### Task details
Your task is to repeat the entries underneath exactly, minus the pictures.

.....

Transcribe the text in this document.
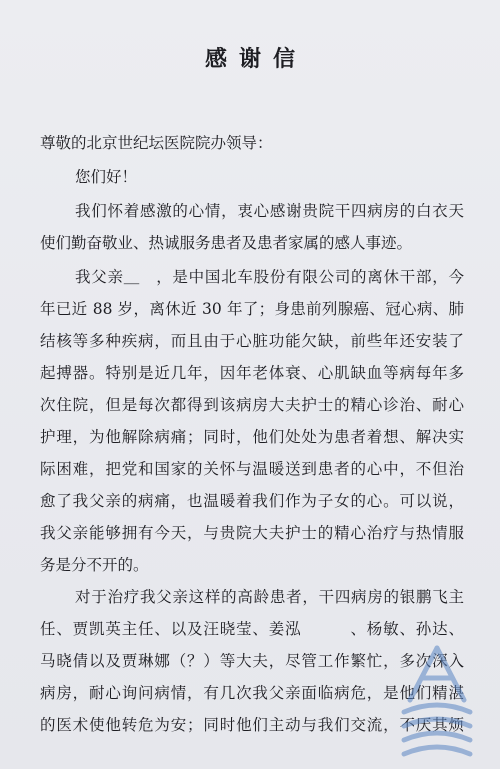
感谢信
尊敬的北京世纪坛医院院办领导：
您们好！
我们怀着感激的心情，衷心感谢贵院干四病房的白衣天
使们勤奋敬业、热诚服务患者及患者家属的感人事迹。
我父亲＿　，是中国北车股份有限公司的离休干部，今
年已近 88 岁，离休近 30 年了；身患前列腺癌、冠心病、肺
结核等多种疾病，而且由于心脏功能欠缺，前些年还安装了
起搏器。特别是近几年，因年老体衰、心肌缺血等病每年多
次住院，但是每次都得到该病房大夫护士的精心诊治、耐心
护理，为他解除病痛；同时，他们处处为患者着想、解决实
际困难，把党和国家的关怀与温暖送到患者的心中，不但治
愈了我父亲的病痛，也温暖着我们作为子女的心。可以说，
我父亲能够拥有今天，与贵院大夫护士的精心治疗与热情服
务是分不开的。
对于治疗我父亲这样的高龄患者，干四病房的银鹏飞主
任、贾凯英主任、以及汪晓莹、姜泓　　　、杨敏、孙达、
马晓倩以及贾琳娜（？）等大夫，尽管工作繁忙，多次深入
病房，耐心询问病情，有几次我父亲面临病危，是他们精湛
的医术使他转危为安；同时他们主动与我们交流，不厌其烦
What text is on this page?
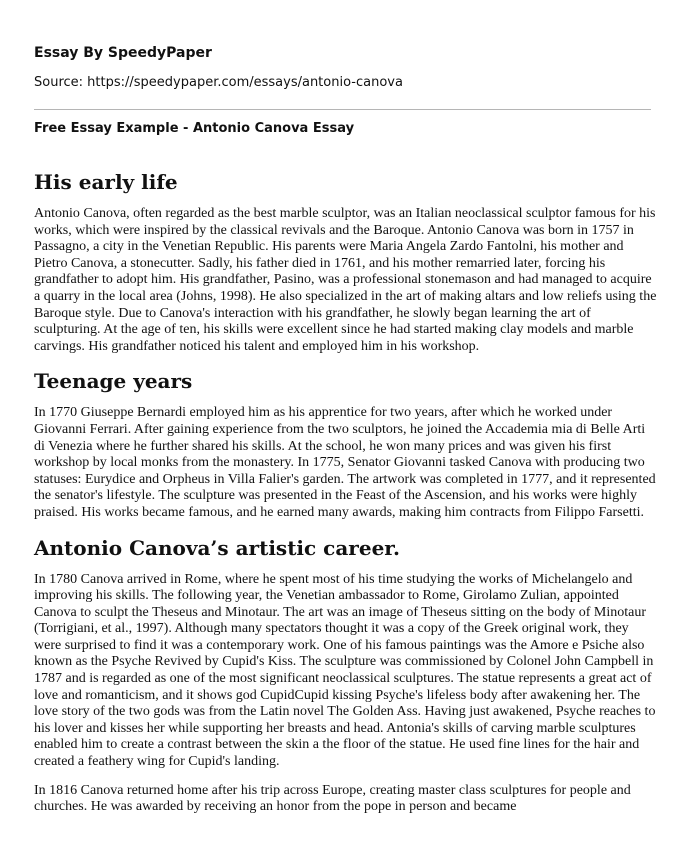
Essay By SpeedyPaper
Source: https://speedypaper.com/essays/antonio-canova
Free Essay Example - Antonio Canova Essay
His early life

Antonio Canova, often regarded as the best marble sculptor, was an Italian neoclassical sculptor famous for his works, which were inspired by the classical revivals and the Baroque. Antonio Canova was born in 1757 in Passagno, a city in the Venetian Republic. His parents were Maria Angela Zardo Fantolni, his mother and Pietro Canova, a stonecutter. Sadly, his father died in 1761, and his mother remarried later, forcing his grandfather to adopt him. His grandfather, Pasino, was a professional stonemason and had managed to acquire a quarry in the local area (Johns, 1998). He also specialized in the art of making altars and low reliefs using the Baroque style. Due to Canova's interaction with his grandfather, he slowly began learning the art of sculpturing. At the age of ten, his skills were excellent since he had started making clay models and marble carvings. His grandfather noticed his talent and employed him in his workshop.

Teenage years

In 1770 Giuseppe Bernardi employed him as his apprentice for two years, after which he worked under Giovanni Ferrari. After gaining experience from the two sculptors, he joined the Accademia mia di Belle Arti di Venezia where he further shared his skills. At the school, he won many prices and was given his first workshop by local monks from the monastery. In 1775, Senator Giovanni tasked Canova with producing two statuses: Eurydice and Orpheus in Villa Falier's garden. The artwork was completed in 1777, and it represented the senator's lifestyle. The sculpture was presented in the Feast of the Ascension, and his works were highly praised. His works became famous, and he earned many awards, making him contracts from Filippo Farsetti.

Antonio Canova’s artistic career.

In 1780 Canova arrived in Rome, where he spent most of his time studying the works of Michelangelo and improving his skills. The following year, the Venetian ambassador to Rome, Girolamo Zulian, appointed Canova to sculpt the Theseus and Minotaur. The art was an image of Theseus sitting on the body of Minotaur (Torrigiani, et al., 1997). Although many spectators thought it was a copy of the Greek original work, they were surprised to find it was a contemporary work. One of his famous paintings was the Amore e Psiche also known as the Psyche Revived by Cupid's Kiss. The sculpture was commissioned by Colonel John Campbell in 1787 and is regarded as one of the most significant neoclassical sculptures. The statue represents a great act of love and romanticism, and it shows god CupidCupid kissing Psyche's lifeless body after awakening her. The love story of the two gods was from the Latin novel The Golden Ass. Having just awakened, Psyche reaches to his lover and kisses her while supporting her breasts and head. Antonia's skills of carving marble sculptures enabled him to create a contrast between the skin a the floor of the statue. He used fine lines for the hair and created a feathery wing for Cupid's landing.

In 1816 Canova returned home after his trip across Europe, creating master class sculptures for people and churches. He was awarded by receiving an honor from the pope in person and became
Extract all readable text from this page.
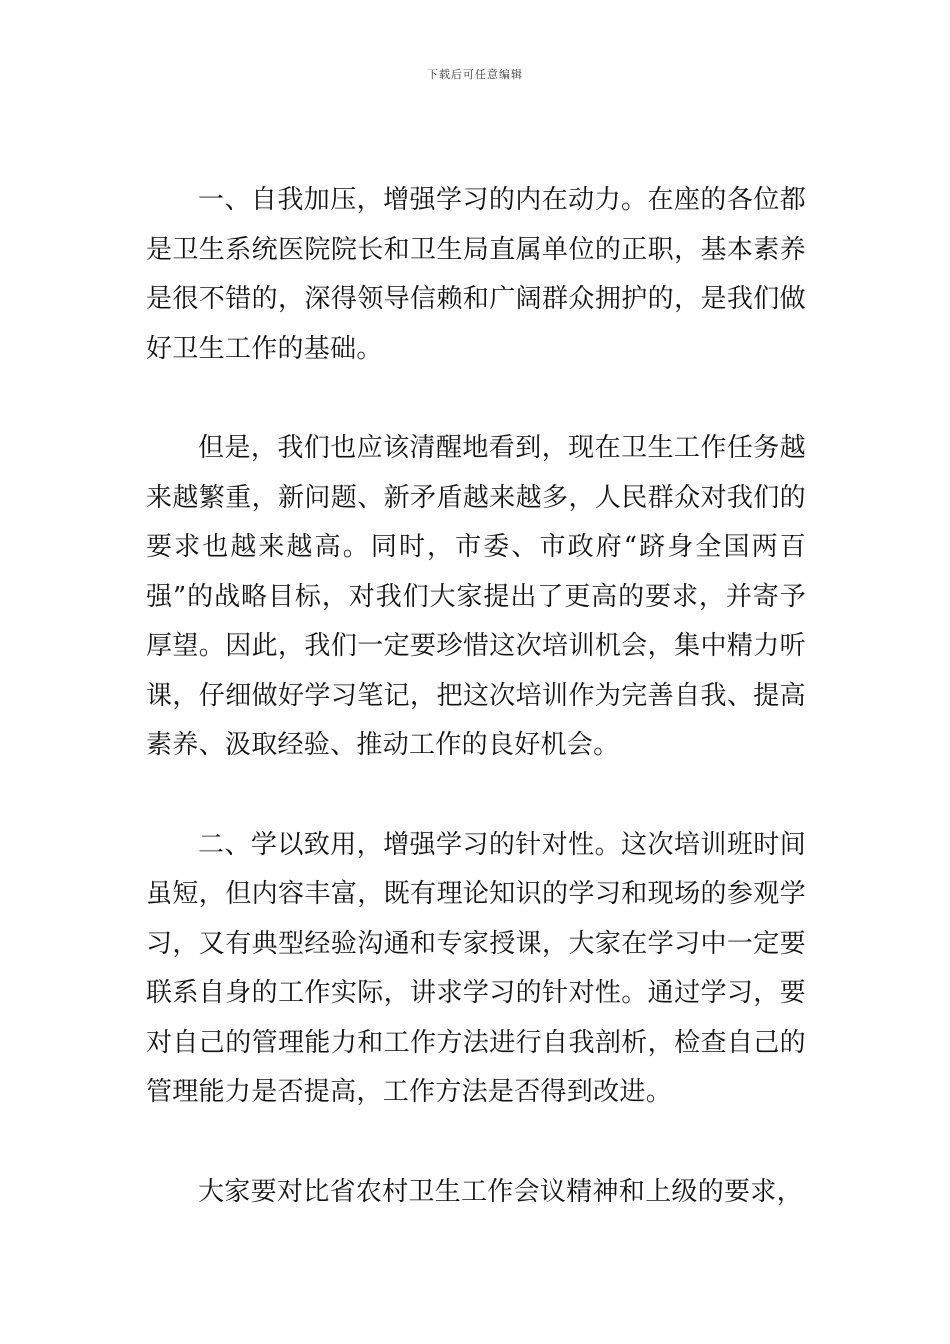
下载后可任意编辑

一、自我加压，增强学习的内在动力。在座的各位都是卫生系统医院院长和卫生局直属单位的正职，基本素养是很不错的，深得领导信赖和广阔群众拥护的，是我们做好卫生工作的基础。

但是，我们也应该清醒地看到，现在卫生工作任务越来越繁重，新问题、新矛盾越来越多，人民群众对我们的要求也越来越高。同时，市委、市政府“跻身全国两百强”的战略目标，对我们大家提出了更高的要求，并寄予厚望。因此，我们一定要珍惜这次培训机会，集中精力听课，仔细做好学习笔记，把这次培训作为完善自我、提高素养、汲取经验、推动工作的良好机会。

二、学以致用，增强学习的针对性。这次培训班时间虽短，但内容丰富，既有理论知识的学习和现场的参观学习，又有典型经验沟通和专家授课，大家在学习中一定要联系自身的工作实际，讲求学习的针对性。通过学习，要对自己的管理能力和工作方法进行自我剖析，检查自己的管理能力是否提高，工作方法是否得到改进。

大家要对比省农村卫生工作会议精神和上级的要求，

.....

### Complete response
Transcribe the text in this document.
感谢信
尊敬的北京世纪坛医院院办领导：
您们好！
我们怀着感激的心情，衷心感谢贵院干四病房的白衣天
使们勤奋敬业、热诚服务患者及患者家属的感人事迹。
我父亲＿　，是中国北车股份有限公司的离休干部，今
年已近 88 岁，离休近 30 年了；身患前列腺癌、冠心病、肺
结核等多种疾病，而且由于心脏功能欠缺，前些年还安装了
起搏器。特别是近几年，因年老体衰、心肌缺血等病每年多
次住院，但是每次都得到该病房大夫护士的精心诊治、耐心
护理，为他解除病痛；同时，他们处处为患者着想、解决实
际困难，把党和国家的关怀与温暖送到患者的心中，不但治
愈了我父亲的病痛，也温暖着我们作为子女的心。可以说，
我父亲能够拥有今天，与贵院大夫护士的精心治疗与热情服
务是分不开的。
对于治疗我父亲这样的高龄患者，干四病房的银鹏飞主
任、贾凯英主任、以及汪晓莹、姜泓　　　、杨敏、孙达、
马晓倩以及贾琳娜（？）等大夫，尽管工作繁忙，多次深入
病房，耐心询问病情，有几次我父亲面临病危，是他们精湛
的医术使他转危为安；同时他们主动与我们交流，不厌其烦
What text is on this page?
Essay By SpeedyPaper
Source: https://speedypaper.com/essays/antonio-canova
Free Essay Example - Antonio Canova Essay
His early life

Antonio Canova, often regarded as the best marble sculptor, was an Italian neoclassical sculptor famous for his works, which were inspired by the classical revivals and the Baroque. Antonio Canova was born in 1757 in Passagno, a city in the Venetian Republic. His parents were Maria Angela Zardo Fantolni, his mother and Pietro Canova, a stonecutter. Sadly, his father died in 1761, and his mother remarried later, forcing his grandfather to adopt him. His grandfather, Pasino, was a professional stonemason and had managed to acquire a quarry in the local area (Johns, 1998). He also specialized in the art of making altars and low reliefs using the Baroque style. Due to Canova's interaction with his grandfather, he slowly began learning the art of sculpturing. At the age of ten, his skills were excellent since he had started making clay models and marble carvings. His grandfather noticed his talent and employed him in his workshop.

Teenage years

In 1770 Giuseppe Bernardi employed him as his apprentice for two years, after which he worked under Giovanni Ferrari. After gaining experience from the two sculptors, he joined the Accademia mia di Belle Arti di Venezia where he further shared his skills. At the school, he won many prices and was given his first workshop by local monks from the monastery. In 1775, Senator Giovanni tasked Canova with producing two statuses: Eurydice and Orpheus in Villa Falier's garden. The artwork was completed in 1777, and it represented the senator's lifestyle. The sculpture was presented in the Feast of the Ascension, and his works were highly praised. His works became famous, and he earned many awards, making him contracts from Filippo Farsetti.

Antonio Canova’s artistic career.

In 1780 Canova arrived in Rome, where he spent most of his time studying the works of Michelangelo and improving his skills. The following year, the Venetian ambassador to Rome, Girolamo Zulian, appointed Canova to sculpt the Theseus and Minotaur. The art was an image of Theseus sitting on the body of Minotaur (Torrigiani, et al., 1997). Although many spectators thought it was a copy of the Greek original work, they were surprised to find it was a contemporary work. One of his famous paintings was the Amore e Psiche also known as the Psyche Revived by Cupid's Kiss. The sculpture was commissioned by Colonel John Campbell in 1787 and is regarded as one of the most significant neoclassical sculptures. The statue represents a great act of love and romanticism, and it shows god CupidCupid kissing Psyche's lifeless body after awakening her. The love story of the two gods was from the Latin novel The Golden Ass. Having just awakened, Psyche reaches to his lover and kisses her while supporting her breasts and head. Antonia's skills of carving marble sculptures enabled him to create a contrast between the skin a the floor of the statue. He used fine lines for the hair and created a feathery wing for Cupid's landing.

In 1816 Canova returned home after his trip across Europe, creating master class sculptures for people and churches. He was awarded by receiving an honor from the pope in person and became
Extract all readable text from this page.
下载后可任意编辑

一、自我加压，增强学习的内在动力。在座的各位都是卫生系统医院院长和卫生局直属单位的正职，基本素养是很不错的，深得领导信赖和广阔群众拥护的，是我们做好卫生工作的基础。

但是，我们也应该清醒地看到，现在卫生工作任务越来越繁重，新问题、新矛盾越来越多，人民群众对我们的要求也越来越高。同时，市委、市政府“跻身全国两百强”的战略目标，对我们大家提出了更高的要求，并寄予厚望。因此，我们一定要珍惜这次培训机会，集中精力听课，仔细做好学习笔记，把这次培训作为完善自我、提高素养、汲取经验、推动工作的良好机会。

二、学以致用，增强学习的针对性。这次培训班时间虽短，但内容丰富，既有理论知识的学习和现场的参观学习，又有典型经验沟通和专家授课，大家在学习中一定要联系自身的工作实际，讲求学习的针对性。通过学习，要对自己的管理能力和工作方法进行自我剖析，检查自己的管理能力是否提高，工作方法是否得到改进。

大家要对比省农村卫生工作会议精神和上级的要求，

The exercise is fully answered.